▶ _Problem to solve_: Locate the string "vermek" throughout the material and copy every line in which it occurs.

▶ _Records for the exercise_:
-- start --

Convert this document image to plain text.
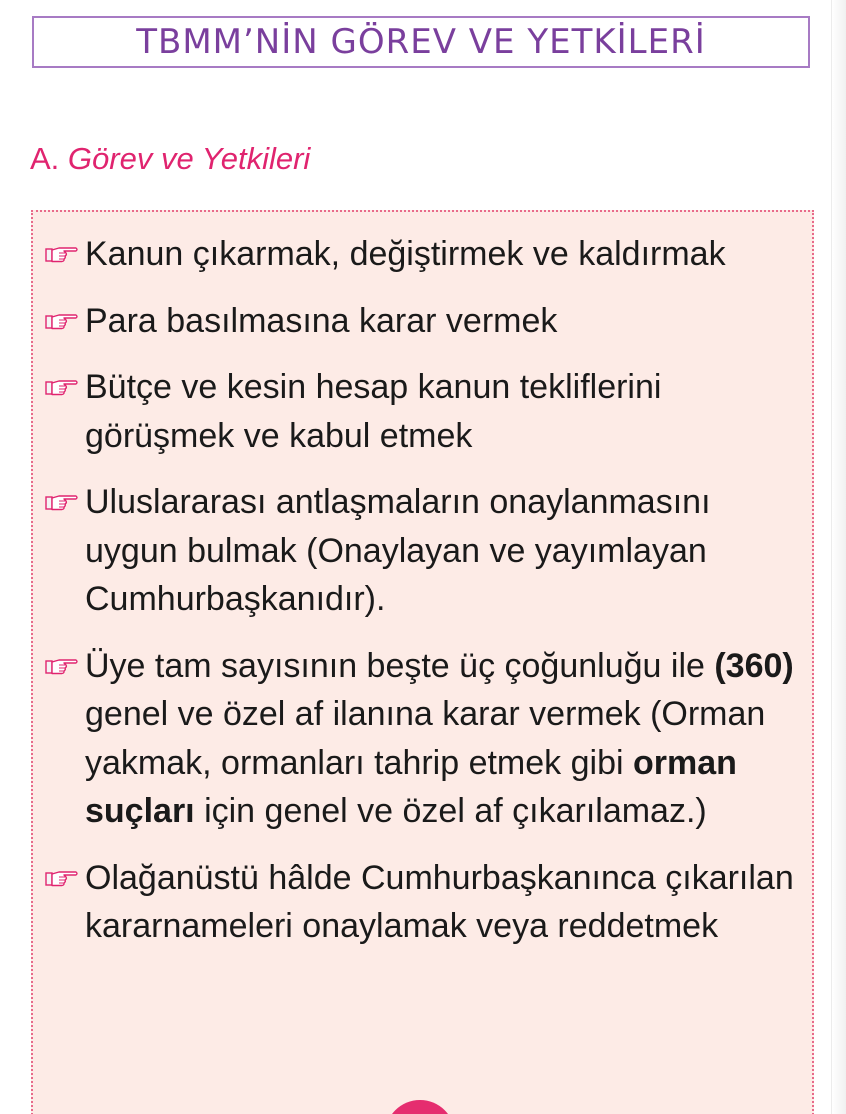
TBMM’NİN GÖREV VE YETKİLERİ
A. Görev ve Yetkileri
Kanun çıkarmak, değiştirmek ve kaldırmak
Para basılmasına karar vermek
Bütçe ve kesin hesap kanun tekliflerini görüşmek ve kabul etmek
Uluslararası antlaşmaların onaylanmasını uygun bulmak (Onaylayan ve yayımlayan Cumhurbaşkanıdır).
Üye tam sayısının beşte üç çoğunluğu ile (360) genel ve özel af ilanına karar vermek (Orman yakmak, ormanları tahrip etmek gibi orman suçları için genel ve özel af çıkarılamaz.)
Olağanüstü hâlde Cumhurbaşkanınca çıkarılan kararnameleri onaylamak veya reddetmek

-- end --

▶ _Solution_:
Para basılmasına karar vermek
Üye tam sayısının beşte üç çoğunluğu ile (360) genel ve özel af ilanına karar vermek (Orman yakmak, ormanları tahrip etmek gibi orman suçları için genel ve özel af çıkarılamaz.)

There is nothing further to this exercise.